• _Record list_:

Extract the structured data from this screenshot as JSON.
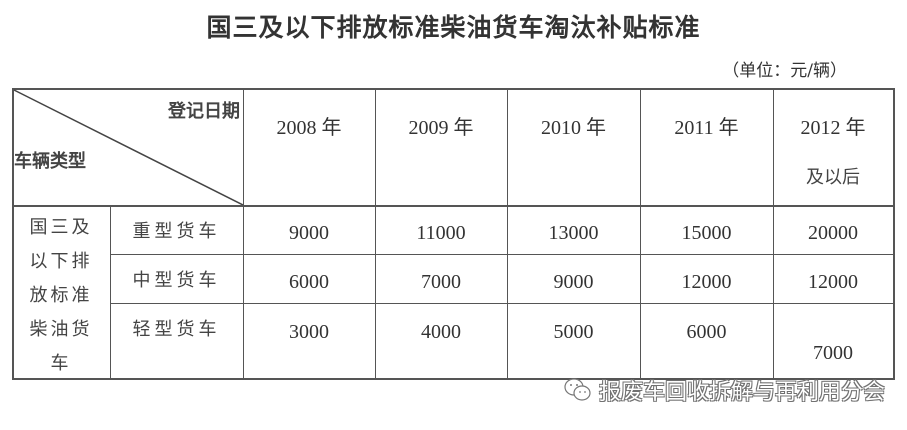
{
  "title": "国三及以下排放标准柴油货车淘汰补贴标准",
  "unit": "（单位：元/辆）",
  "table": {
    "corner_top": "登记日期",
    "corner_bottom": "车辆类型",
    "columns": [
      {
        "year": "2008 年",
        "sub": ""
      },
      {
        "year": "2009 年",
        "sub": ""
      },
      {
        "year": "2010 年",
        "sub": ""
      },
      {
        "year": "2011 年",
        "sub": ""
      },
      {
        "year": "2012 年",
        "sub": "及以后"
      }
    ],
    "group_label": [
      "国三及",
      "以下排",
      "放标准",
      "柴油货",
      "车"
    ],
    "rows": [
      {
        "type": "重型货车",
        "values": [
          "9000",
          "11000",
          "13000",
          "15000",
          "20000"
        ]
      },
      {
        "type": "中型货车",
        "values": [
          "6000",
          "7000",
          "9000",
          "12000",
          "12000"
        ]
      },
      {
        "type": "轻型货车",
        "values": [
          "3000",
          "4000",
          "5000",
          "6000",
          "7000"
        ]
      }
    ]
  },
  "watermark": {
    "icon": "wechat-icon",
    "text": "报废车回收拆解与再利用分会"
  }
}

• _Work instructions_:
Pick out all lines containing the string "year".

• _Answer in full_:
        "year": "2008 年",
        "year": "2009 年",
        "year": "2010 年",
        "year": "2011 年",
        "year": "2012 年",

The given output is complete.